EXCERPTED TEXT =>
++++++

Re: Perform streaming logical transactions by background workers and parallel apply

From: Amit Kapila <amit(dot)kapila16(at)gmail(dot)com>
To: "houzj(dot)fnst(at)fujitsu(dot)com" <houzj(dot)fnst(at)fujitsu(dot)com>
Cc: Masahiko Sawada <sawada(dot)mshk(at)gmail(dot)com>, "wangw(dot)fnst(at)fujitsu(dot)com" <wangw(dot)fnst(at)fujitsu(dot)com>, Peter Smith <smithpb2250(at)gmail(dot)com>, Dilip Kumar <dilipbalaut(at)gmail(dot)com>, "shiy(dot)fnst(at)fujitsu(dot)com" <shiy(dot)fnst(at)fujitsu(dot)com>, PostgreSQL Hackers <pgsql-hackers(at)lists(dot)postgresql(dot)org>
Subject: Re: Perform streaming logical transactions by background workers and parallel apply
Date: 2022-12-14 06:48:41
Message-ID: CAA4eK1Kumnc+AR86AGJ666+4Ebfny+nMbs_JZSW3O__UEiGp6w@mail.gmail.com
Views: Raw Message | Whole Thread | Download mbox | Resend email
Thread:
Lists: pgsql-hackers

On Wed, Dec 14, 2022 at 9:50 AM houzj(dot)fnst(at)fujitsu(dot)com
<houzj(dot)fnst(at)fujitsu(dot)com> wrote:
>
> On Tuesday, December 13, 2022 11:25 PM Masahiko Sawada <sawada(dot)mshk(at)gmail(dot)com> wrote:
> >
> > Here are comments on v59 0001, 0002 patches:
>
> Thanks for the comments!
>
> > +void
> > +pa_increment_stream_block(ParallelApplyWorkerShared *wshared) {
> > + while (1)

++++++

TO DO =>
1 - Answer these questions about the message on parallel apply of streaming transactions:
(a) Who sent the message?
(b) Which patches does Masahiko Sawada's quoted review cover?
(c) Which mailing list was the message posted to?
2 - Write what comes next in the message on parallel apply of streaming transactions, picking up right after its final line.

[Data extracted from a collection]
++++++

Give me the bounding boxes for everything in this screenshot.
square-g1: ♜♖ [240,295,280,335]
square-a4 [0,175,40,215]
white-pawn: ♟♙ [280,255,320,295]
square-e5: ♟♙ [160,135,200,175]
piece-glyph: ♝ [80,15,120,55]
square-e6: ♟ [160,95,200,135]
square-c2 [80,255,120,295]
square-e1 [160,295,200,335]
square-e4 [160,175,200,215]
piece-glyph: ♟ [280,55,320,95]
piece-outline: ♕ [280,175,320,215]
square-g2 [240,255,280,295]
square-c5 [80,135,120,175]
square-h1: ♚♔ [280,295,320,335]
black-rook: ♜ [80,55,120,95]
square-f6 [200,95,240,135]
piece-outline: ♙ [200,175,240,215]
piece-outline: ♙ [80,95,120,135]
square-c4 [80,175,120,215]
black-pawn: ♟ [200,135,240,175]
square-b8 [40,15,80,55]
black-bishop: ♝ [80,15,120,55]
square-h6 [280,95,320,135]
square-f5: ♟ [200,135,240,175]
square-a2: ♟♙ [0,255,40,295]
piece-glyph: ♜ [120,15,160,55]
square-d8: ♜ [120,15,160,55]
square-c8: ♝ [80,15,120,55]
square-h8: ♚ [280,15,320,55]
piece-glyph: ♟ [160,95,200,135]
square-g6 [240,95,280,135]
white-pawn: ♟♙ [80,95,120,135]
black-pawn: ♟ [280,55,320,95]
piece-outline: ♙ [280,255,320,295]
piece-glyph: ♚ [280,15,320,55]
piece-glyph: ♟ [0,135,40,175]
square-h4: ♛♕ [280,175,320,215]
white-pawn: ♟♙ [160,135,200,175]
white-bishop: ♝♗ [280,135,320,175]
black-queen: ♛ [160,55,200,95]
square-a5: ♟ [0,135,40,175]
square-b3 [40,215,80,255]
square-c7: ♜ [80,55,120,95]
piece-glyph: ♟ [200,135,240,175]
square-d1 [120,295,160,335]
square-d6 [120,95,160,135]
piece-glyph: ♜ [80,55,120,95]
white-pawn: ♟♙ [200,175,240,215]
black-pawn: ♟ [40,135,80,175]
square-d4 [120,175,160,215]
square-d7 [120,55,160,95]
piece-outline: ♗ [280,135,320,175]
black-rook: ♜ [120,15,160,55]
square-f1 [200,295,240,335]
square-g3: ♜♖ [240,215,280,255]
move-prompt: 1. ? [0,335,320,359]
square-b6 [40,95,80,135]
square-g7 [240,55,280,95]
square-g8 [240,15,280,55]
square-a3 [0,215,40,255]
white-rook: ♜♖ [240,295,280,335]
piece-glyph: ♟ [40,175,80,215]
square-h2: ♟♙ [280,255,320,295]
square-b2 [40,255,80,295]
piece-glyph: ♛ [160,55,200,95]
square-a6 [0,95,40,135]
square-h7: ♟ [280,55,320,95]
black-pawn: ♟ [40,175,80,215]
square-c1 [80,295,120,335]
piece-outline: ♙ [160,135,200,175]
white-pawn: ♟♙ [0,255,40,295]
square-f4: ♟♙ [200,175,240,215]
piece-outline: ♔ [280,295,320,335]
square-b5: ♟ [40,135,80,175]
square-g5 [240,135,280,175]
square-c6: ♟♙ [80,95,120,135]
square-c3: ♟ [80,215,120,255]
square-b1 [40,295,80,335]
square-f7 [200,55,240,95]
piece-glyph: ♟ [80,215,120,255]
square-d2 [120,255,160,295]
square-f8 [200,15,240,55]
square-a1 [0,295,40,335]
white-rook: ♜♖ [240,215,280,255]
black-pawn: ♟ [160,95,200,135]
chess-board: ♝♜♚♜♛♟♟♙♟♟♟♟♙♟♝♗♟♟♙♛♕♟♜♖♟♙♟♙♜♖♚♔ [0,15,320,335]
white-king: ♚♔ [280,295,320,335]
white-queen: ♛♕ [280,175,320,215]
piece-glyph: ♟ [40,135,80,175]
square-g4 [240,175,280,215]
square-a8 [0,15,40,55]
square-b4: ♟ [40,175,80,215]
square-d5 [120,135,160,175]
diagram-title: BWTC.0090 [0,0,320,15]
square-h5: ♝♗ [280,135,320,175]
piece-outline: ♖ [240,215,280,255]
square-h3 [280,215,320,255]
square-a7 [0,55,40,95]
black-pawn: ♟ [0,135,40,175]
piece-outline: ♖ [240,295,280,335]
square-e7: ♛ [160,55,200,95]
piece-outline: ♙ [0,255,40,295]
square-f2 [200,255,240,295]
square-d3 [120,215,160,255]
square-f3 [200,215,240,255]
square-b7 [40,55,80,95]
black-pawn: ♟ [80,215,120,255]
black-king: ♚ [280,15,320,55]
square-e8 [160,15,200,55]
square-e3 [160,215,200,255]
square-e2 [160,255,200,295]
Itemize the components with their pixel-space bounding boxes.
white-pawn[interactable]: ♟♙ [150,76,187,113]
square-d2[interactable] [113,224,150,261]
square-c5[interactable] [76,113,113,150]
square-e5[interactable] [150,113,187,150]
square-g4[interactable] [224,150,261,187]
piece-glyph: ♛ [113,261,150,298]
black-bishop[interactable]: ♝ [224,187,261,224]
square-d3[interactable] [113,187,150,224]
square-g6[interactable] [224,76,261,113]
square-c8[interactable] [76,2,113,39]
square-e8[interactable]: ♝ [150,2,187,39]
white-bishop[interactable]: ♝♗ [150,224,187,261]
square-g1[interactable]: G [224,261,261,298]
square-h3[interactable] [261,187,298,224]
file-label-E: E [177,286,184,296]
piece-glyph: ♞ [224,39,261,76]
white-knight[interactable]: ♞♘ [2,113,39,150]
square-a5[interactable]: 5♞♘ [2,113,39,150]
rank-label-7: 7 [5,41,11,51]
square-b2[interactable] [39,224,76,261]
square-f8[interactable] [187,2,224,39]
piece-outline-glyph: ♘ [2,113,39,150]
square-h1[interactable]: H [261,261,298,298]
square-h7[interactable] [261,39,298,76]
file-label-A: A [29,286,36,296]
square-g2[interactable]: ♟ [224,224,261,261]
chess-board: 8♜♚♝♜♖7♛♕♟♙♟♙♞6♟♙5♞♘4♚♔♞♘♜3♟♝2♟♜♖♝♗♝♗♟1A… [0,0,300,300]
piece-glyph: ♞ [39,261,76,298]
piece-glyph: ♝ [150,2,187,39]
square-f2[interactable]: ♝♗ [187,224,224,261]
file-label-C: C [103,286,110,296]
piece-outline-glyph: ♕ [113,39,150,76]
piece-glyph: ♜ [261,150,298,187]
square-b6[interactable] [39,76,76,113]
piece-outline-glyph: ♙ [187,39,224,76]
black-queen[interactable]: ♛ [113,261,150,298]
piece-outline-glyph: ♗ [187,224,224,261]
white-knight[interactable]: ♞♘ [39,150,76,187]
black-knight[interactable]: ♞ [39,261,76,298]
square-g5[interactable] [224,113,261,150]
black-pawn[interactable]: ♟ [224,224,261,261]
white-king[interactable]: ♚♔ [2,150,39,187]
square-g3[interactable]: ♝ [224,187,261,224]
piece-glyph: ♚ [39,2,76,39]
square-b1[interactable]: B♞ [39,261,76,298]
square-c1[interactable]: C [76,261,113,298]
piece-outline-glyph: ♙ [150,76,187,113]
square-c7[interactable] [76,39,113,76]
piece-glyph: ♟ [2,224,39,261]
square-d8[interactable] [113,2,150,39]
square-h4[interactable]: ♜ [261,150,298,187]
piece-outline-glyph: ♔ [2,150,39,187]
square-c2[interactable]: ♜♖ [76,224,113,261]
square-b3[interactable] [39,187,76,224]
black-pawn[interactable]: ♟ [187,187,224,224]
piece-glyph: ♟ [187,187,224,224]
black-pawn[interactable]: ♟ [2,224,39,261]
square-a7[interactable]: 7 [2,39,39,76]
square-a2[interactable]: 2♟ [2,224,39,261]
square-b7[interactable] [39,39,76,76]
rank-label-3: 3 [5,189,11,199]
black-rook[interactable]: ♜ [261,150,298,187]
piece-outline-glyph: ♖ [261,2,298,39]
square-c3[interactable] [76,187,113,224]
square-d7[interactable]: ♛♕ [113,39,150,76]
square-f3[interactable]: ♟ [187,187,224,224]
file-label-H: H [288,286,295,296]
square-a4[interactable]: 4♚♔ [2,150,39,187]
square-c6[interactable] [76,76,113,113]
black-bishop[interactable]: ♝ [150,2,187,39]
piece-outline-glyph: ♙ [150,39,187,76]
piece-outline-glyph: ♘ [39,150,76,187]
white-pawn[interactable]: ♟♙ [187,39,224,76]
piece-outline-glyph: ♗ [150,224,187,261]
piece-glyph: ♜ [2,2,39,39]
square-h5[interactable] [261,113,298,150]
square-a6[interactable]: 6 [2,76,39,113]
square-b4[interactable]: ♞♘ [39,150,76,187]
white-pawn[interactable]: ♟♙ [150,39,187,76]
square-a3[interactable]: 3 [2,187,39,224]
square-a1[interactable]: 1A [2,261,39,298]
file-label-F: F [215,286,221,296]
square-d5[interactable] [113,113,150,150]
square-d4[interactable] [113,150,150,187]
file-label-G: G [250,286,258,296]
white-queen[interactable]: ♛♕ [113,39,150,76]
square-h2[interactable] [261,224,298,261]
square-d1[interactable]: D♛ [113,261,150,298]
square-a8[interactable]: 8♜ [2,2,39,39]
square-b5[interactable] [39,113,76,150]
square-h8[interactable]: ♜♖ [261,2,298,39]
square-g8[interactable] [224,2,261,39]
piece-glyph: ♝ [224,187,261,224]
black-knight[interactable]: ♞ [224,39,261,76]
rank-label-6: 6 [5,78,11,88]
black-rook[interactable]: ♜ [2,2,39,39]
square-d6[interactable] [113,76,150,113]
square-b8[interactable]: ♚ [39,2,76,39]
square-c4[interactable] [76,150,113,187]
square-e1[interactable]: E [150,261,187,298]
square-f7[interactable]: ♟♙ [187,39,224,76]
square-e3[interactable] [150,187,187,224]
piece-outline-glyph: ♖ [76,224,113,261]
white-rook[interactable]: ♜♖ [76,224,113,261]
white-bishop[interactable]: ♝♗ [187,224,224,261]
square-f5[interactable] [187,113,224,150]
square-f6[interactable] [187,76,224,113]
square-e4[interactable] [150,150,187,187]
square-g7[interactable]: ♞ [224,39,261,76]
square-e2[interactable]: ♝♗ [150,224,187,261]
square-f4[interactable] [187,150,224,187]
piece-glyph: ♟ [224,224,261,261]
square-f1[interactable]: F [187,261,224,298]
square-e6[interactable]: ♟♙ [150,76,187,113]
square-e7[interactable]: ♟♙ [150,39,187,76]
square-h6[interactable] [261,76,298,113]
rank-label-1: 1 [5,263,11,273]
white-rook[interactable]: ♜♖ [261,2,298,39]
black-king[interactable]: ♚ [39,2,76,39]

++++++

REPLIES =>
1 -
(a) Amit Kapila
(b) The v59 0001 and 0002 patches
(c) pgsql-hackers

2 -
> > + {
> > + SpinLockAcquire(&wshared->mutex);
> > +
> > + /*
> > + * Don't try to increment the count if the parallel
> > apply worker is
> > + * taking the stream lock. Otherwise, there would be
> > a race condition
> > + * that the parallel apply worker checks there is no
> > pending streaming
> > + * block and before it actually starts waiting on a
> > lock, the leader
> > + * sends another streaming block and take the stream
> > lock again. In
> > + * this case, the parallel apply worker will start
> > waiting for the next
> > + * streaming block whereas there is actually a
> > pending streaming block
> > + * available.
> > + */
> > + if (!wshared->pa_wait_for_stream)
> > + {
> > + wshared->pending_stream_count++;
> > + SpinLockRelease(&wshared->mutex);
> > + break;
> > + }
> > +
> > + SpinLockRelease(&wshared->mutex);
> > + }
> > +}
> >
> > I think we should add an assertion to check if we don't hold the stream lock.
> >
> > I think that waiting for pa_wait_for_stream to be false in a busy loop is not a
> > good idea. It's not interruptible and there is not guarantee that we can break
> > from this loop in a short time. For instance, if PA executes
> > pa_decr_and_wait_stream_block() a bit earlier than LA executes
> > pa_increment_stream_block(), LA has to wait for PA to acquire and release the
> > stream lock in a busy loop. It should not be long in normal cases but the
> > duration LA needs to wait for PA depends on PA, which could be long. Also
> > what if PA raises an error in
> > pa_lock_stream() due to some reasons? I think LA won't be able to detect the
> > failure.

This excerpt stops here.